Start of Records for the exercise
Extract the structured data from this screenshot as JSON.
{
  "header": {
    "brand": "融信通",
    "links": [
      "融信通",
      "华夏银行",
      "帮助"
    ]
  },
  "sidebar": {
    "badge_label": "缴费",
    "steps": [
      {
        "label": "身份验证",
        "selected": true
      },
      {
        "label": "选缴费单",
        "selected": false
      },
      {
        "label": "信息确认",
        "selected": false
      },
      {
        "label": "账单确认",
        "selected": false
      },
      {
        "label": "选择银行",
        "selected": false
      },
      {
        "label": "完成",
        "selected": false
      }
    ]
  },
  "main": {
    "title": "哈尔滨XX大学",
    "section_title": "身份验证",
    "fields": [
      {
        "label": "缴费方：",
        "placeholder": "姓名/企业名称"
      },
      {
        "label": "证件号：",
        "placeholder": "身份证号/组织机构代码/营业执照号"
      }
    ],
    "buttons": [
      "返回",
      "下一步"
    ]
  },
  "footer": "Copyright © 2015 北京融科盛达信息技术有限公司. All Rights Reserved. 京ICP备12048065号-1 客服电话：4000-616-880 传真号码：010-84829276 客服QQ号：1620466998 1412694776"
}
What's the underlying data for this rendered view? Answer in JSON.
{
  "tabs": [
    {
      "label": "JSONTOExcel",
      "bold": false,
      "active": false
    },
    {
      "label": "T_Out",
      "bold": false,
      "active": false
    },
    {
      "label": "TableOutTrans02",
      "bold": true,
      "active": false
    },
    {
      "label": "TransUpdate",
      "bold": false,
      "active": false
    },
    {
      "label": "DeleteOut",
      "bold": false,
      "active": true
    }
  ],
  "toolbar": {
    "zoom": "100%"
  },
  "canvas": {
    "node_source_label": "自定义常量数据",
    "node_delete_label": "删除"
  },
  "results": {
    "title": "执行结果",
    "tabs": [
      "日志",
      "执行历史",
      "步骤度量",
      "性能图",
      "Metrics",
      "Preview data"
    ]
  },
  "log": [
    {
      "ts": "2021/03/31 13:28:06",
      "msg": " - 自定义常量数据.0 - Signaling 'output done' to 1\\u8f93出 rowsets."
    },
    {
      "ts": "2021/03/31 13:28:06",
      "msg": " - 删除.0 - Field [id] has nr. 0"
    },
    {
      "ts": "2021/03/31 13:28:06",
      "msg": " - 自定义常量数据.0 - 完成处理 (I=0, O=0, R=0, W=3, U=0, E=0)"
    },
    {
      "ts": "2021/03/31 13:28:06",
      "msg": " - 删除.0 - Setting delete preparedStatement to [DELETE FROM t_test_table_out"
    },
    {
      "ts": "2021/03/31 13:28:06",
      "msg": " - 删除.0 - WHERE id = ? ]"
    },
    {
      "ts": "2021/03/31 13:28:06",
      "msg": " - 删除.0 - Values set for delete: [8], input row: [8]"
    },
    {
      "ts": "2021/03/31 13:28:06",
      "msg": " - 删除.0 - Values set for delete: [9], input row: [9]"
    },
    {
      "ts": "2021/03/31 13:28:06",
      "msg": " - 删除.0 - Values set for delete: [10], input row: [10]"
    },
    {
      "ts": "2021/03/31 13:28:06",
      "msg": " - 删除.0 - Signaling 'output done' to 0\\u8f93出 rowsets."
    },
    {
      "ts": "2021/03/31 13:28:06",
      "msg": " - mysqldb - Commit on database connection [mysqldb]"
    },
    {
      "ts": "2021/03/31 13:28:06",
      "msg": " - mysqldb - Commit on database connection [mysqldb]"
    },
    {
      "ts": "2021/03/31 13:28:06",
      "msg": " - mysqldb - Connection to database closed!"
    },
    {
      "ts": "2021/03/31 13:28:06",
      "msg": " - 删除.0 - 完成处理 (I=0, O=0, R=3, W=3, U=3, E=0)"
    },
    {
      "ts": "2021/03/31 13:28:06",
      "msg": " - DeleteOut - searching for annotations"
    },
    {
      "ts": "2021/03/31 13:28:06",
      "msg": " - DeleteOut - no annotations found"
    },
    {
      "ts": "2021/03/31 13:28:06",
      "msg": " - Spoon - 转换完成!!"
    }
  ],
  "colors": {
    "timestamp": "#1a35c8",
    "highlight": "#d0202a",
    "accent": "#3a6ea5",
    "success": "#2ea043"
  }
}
End of Records for the exercise
• [To be done]
Using the listing above, retype each line exactly.

• [Correct output]
Extract the structured data from this screenshot as JSON.
{
  "header": {
    "brand": "融信通",
    "links": [
      "融信通",
      "华夏银行",
      "帮助"
    ]
  },
  "sidebar": {
    "badge_label": "缴费",
    "steps": [
      {
        "label": "身份验证",
        "selected": true
      },
      {
        "label": "选缴费单",
        "selected": false
      },
      {
        "label": "信息确认",
        "selected": false
      },
      {
        "label": "账单确认",
        "selected": false
      },
      {
        "label": "选择银行",
        "selected": false
      },
      {
        "label": "完成",
        "selected": false
      }
    ]
  },
  "main": {
    "title": "哈尔滨XX大学",
    "section_title": "身份验证",
    "fields": [
      {
        "label": "缴费方：",
        "placeholder": "姓名/企业名称"
      },
      {
        "label": "证件号：",
        "placeholder": "身份证号/组织机构代码/营业执照号"
      }
    ],
    "buttons": [
      "返回",
      "下一步"
    ]
  },
  "footer": "Copyright © 2015 北京融科盛达信息技术有限公司. All Rights Reserved. 京ICP备12048065号-1 客服电话：4000-616-880 传真号码：010-84829276 客服QQ号：1620466998 1412694776"
}
What's the underlying data for this rendered view? Answer in JSON.
{
  "tabs": [
    {
      "label": "JSONTOExcel",
      "bold": false,
      "active": false
    },
    {
      "label": "T_Out",
      "bold": false,
      "active": false
    },
    {
      "label": "TableOutTrans02",
      "bold": true,
      "active": false
    },
    {
      "label": "TransUpdate",
      "bold": false,
      "active": false
    },
    {
      "label": "DeleteOut",
      "bold": false,
      "active": true
    }
  ],
  "toolbar": {
    "zoom": "100%"
  },
  "canvas": {
    "node_source_label": "自定义常量数据",
    "node_delete_label": "删除"
  },
  "results": {
    "title": "执行结果",
    "tabs": [
      "日志",
      "执行历史",
      "步骤度量",
      "性能图",
      "Metrics",
      "Preview data"
    ]
  },
  "log": [
    {
      "ts": "2021/03/31 13:28:06",
      "msg": " - 自定义常量数据.0 - Signaling 'output done' to 1\\u8f93出 rowsets."
    },
    {
      "ts": "2021/03/31 13:28:06",
      "msg": " - 删除.0 - Field [id] has nr. 0"
    },
    {
      "ts": "2021/03/31 13:28:06",
      "msg": " - 自定义常量数据.0 - 完成处理 (I=0, O=0, R=0, W=3, U=0, E=0)"
    },
    {
      "ts": "2021/03/31 13:28:06",
      "msg": " - 删除.0 - Setting delete preparedStatement to [DELETE FROM t_test_table_out"
    },
    {
      "ts": "2021/03/31 13:28:06",
      "msg": " - 删除.0 - WHERE id = ? ]"
    },
    {
      "ts": "2021/03/31 13:28:06",
      "msg": " - 删除.0 - Values set for delete: [8], input row: [8]"
    },
    {
      "ts": "2021/03/31 13:28:06",
      "msg": " - 删除.0 - Values set for delete: [9], input row: [9]"
    },
    {
      "ts": "2021/03/31 13:28:06",
      "msg": " - 删除.0 - Values set for delete: [10], input row: [10]"
    },
    {
      "ts": "2021/03/31 13:28:06",
      "msg": " - 删除.0 - Signaling 'output done' to 0\\u8f93出 rowsets."
    },
    {
      "ts": "2021/03/31 13:28:06",
      "msg": " - mysqldb - Commit on database connection [mysqldb]"
    },
    {
      "ts": "2021/03/31 13:28:06",
      "msg": " - mysqldb - Commit on database connection [mysqldb]"
    },
    {
      "ts": "2021/03/31 13:28:06",
      "msg": " - mysqldb - Connection to database closed!"
    },
    {
      "ts": "2021/03/31 13:28:06",
      "msg": " - 删除.0 - 完成处理 (I=0, O=0, R=3, W=3, U=3, E=0)"
    },
    {
      "ts": "2021/03/31 13:28:06",
      "msg": " - DeleteOut - searching for annotations"
    },
    {
      "ts": "2021/03/31 13:28:06",
      "msg": " - DeleteOut - no annotations found"
    },
    {
      "ts": "2021/03/31 13:28:06",
      "msg": " - Spoon - 转换完成!!"
    }
  ],
  "colors": {
    "timestamp": "#1a35c8",
    "highlight": "#d0202a",
    "accent": "#3a6ea5",
    "success": "#2ea043"
  }
}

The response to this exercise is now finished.